▶ [What the task asks]:
A picture-free, exact copy of all the records below is the goal.

▶ [Collection entries]:

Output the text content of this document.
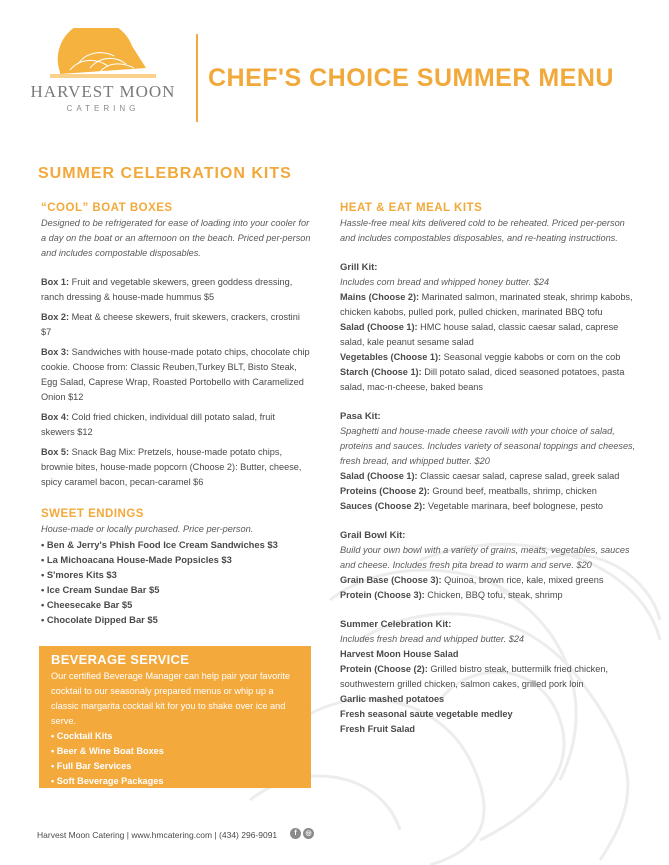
HARVEST MOON
CATERING
CHEF'S CHOICE SUMMER MENU
SUMMER CELEBRATION KITS

“COOL” BOAT BOXES

Designed to be refrigerated for ease of loading into your cooler for a day on the boat or an afternoon on the beach. Priced per-person and includes compostable disposables.

Box 1: Fruit and vegetable skewers, green goddess dressing, ranch dressing & house-made hummus $5

Box 2: Meat & cheese skewers, fruit skewers, crackers, crostini $7

Box 3: Sandwiches with house-made potato chips, chocolate chip cookie. Choose from: Classic Reuben,Turkey BLT, Bisto Steak, Egg Salad, Caprese Wrap, Roasted Portobello with Caramelized Onion $12

Box 4: Cold fried chicken, individual dill potato salad, fruit skewers $12

Box 5: Snack Bag Mix: Pretzels, house-made potato chips, brownie bites, house-made popcorn (Choose 2): Butter, cheese, spicy caramel bacon, pecan-caramel $6

SWEET ENDINGS

House-made or locally purchased. Price per-person.

• Ben & Jerry's Phish Food Ice Cream Sandwiches $3

• La Michoacana House-Made Popsicles $3

• S'mores Kits $3

• Ice Cream Sundae Bar $5

• Cheesecake Bar $5

• Chocolate Dipped Bar $5

BEVERAGE SERVICE

Our certified Beverage Manager can help pair your favorite cocktail to our seasonaly prepared menus or whip up a classic margarita cocktail kit for you to shake over ice and serve.

• Cocktail Kits

• Beer & Wine Boat Boxes

• Full Bar Services

• Soft Beverage Packages

HEAT & EAT MEAL KITS

Hassle-free meal kits delivered cold to be reheated. Priced per-person and includes compostables disposables, and re-heating instructions.

Grill Kit:

Includes corn bread and whipped honey butter. $24

Mains (Choose 2): Marinated salmon, marinated steak, shrimp kabobs, chicken kabobs, pulled pork, pulled chicken, marinated BBQ tofu

Salad (Choose 1): HMC house salad, classic caesar salad, caprese salad, kale peanut sesame salad

Vegetables (Choose 1): Seasonal veggie kabobs or corn on the cob

Starch (Choose 1): Dill potato salad, diced seasoned potatoes, pasta salad, mac-n-cheese, baked beans

Pasa Kit:

Spaghetti and house-made cheese ravoili with your choice of salad, proteins and sauces. Includes variety of seasonal toppings and cheeses, fresh bread, and whipped butter. $20

Salad (Choose 1): Classic caesar salad, caprese salad, greek salad

Proteins (Choose 2): Ground beef, meatballs, shrimp, chicken

Sauces (Choose 2): Vegetable marinara, beef bolognese, pesto

Grail Bowl Kit:

Build your own bowl with a variety of grains, meats, vegetables, sauces and cheese. Includes fresh pita bread to warm and serve. $20

Grain Base (Choose 3): Quinoa, brown rice, kale, mixed greens

Protein (Choose 3): Chicken, BBQ tofu, steak, shrimp

Summer Celebration Kit:

Includes fresh bread and whipped butter. $24

Harvest Moon House Salad

Protein (Choose (2): Grilled bistro steak, buttermilk fried chicken, southwestern grilled chicken, salmon cakes, grilled pork loin

Garlic mashed potatoes

Fresh seasonal saute vegetable medley

Fresh Fruit Salad

Harvest Moon Catering | www.hmcatering.com | (434) 296-9091	f	◎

▶ [Task answer]:
Output the text content of this document.
HARVEST MOON
CATERING
CHEF'S CHOICE SUMMER MENU
SUMMER CELEBRATION KITS

“COOL” BOAT BOXES

Designed to be refrigerated for ease of loading into your cooler for a day on the boat or an afternoon on the beach. Priced per-person and includes compostable disposables.

Box 1: Fruit and vegetable skewers, green goddess dressing, ranch dressing & house-made hummus $5

Box 2: Meat & cheese skewers, fruit skewers, crackers, crostini $7

Box 3: Sandwiches with house-made potato chips, chocolate chip cookie. Choose from: Classic Reuben,Turkey BLT, Bisto Steak, Egg Salad, Caprese Wrap, Roasted Portobello with Caramelized Onion $12

Box 4: Cold fried chicken, individual dill potato salad, fruit skewers $12

Box 5: Snack Bag Mix: Pretzels, house-made potato chips, brownie bites, house-made popcorn (Choose 2): Butter, cheese, spicy caramel bacon, pecan-caramel $6

SWEET ENDINGS

House-made or locally purchased. Price per-person.

• Ben & Jerry's Phish Food Ice Cream Sandwiches $3

• La Michoacana House-Made Popsicles $3

• S'mores Kits $3

• Ice Cream Sundae Bar $5

• Cheesecake Bar $5

• Chocolate Dipped Bar $5

BEVERAGE SERVICE

Our certified Beverage Manager can help pair your favorite cocktail to our seasonaly prepared menus or whip up a classic margarita cocktail kit for you to shake over ice and serve.

• Cocktail Kits

• Beer & Wine Boat Boxes

• Full Bar Services

• Soft Beverage Packages

HEAT & EAT MEAL KITS

Hassle-free meal kits delivered cold to be reheated. Priced per-person and includes compostables disposables, and re-heating instructions.

Grill Kit:

Includes corn bread and whipped honey butter. $24

Mains (Choose 2): Marinated salmon, marinated steak, shrimp kabobs, chicken kabobs, pulled pork, pulled chicken, marinated BBQ tofu

Salad (Choose 1): HMC house salad, classic caesar salad, caprese salad, kale peanut sesame salad

Vegetables (Choose 1): Seasonal veggie kabobs or corn on the cob

Starch (Choose 1): Dill potato salad, diced seasoned potatoes, pasta salad, mac-n-cheese, baked beans

Pasa Kit:

Spaghetti and house-made cheese ravoili with your choice of salad, proteins and sauces. Includes variety of seasonal toppings and cheeses, fresh bread, and whipped butter. $20

Salad (Choose 1): Classic caesar salad, caprese salad, greek salad

Proteins (Choose 2): Ground beef, meatballs, shrimp, chicken

Sauces (Choose 2): Vegetable marinara, beef bolognese, pesto

Grail Bowl Kit:

Build your own bowl with a variety of grains, meats, vegetables, sauces and cheese. Includes fresh pita bread to warm and serve. $20

Grain Base (Choose 3): Quinoa, brown rice, kale, mixed greens

Protein (Choose 3): Chicken, BBQ tofu, steak, shrimp

Summer Celebration Kit:

Includes fresh bread and whipped butter. $24

Harvest Moon House Salad

Protein (Choose (2): Grilled bistro steak, buttermilk fried chicken, southwestern grilled chicken, salmon cakes, grilled pork loin

Garlic mashed potatoes

Fresh seasonal saute vegetable medley

Fresh Fruit Salad

Harvest Moon Catering | www.hmcatering.com | (434) 296-9091	f	◎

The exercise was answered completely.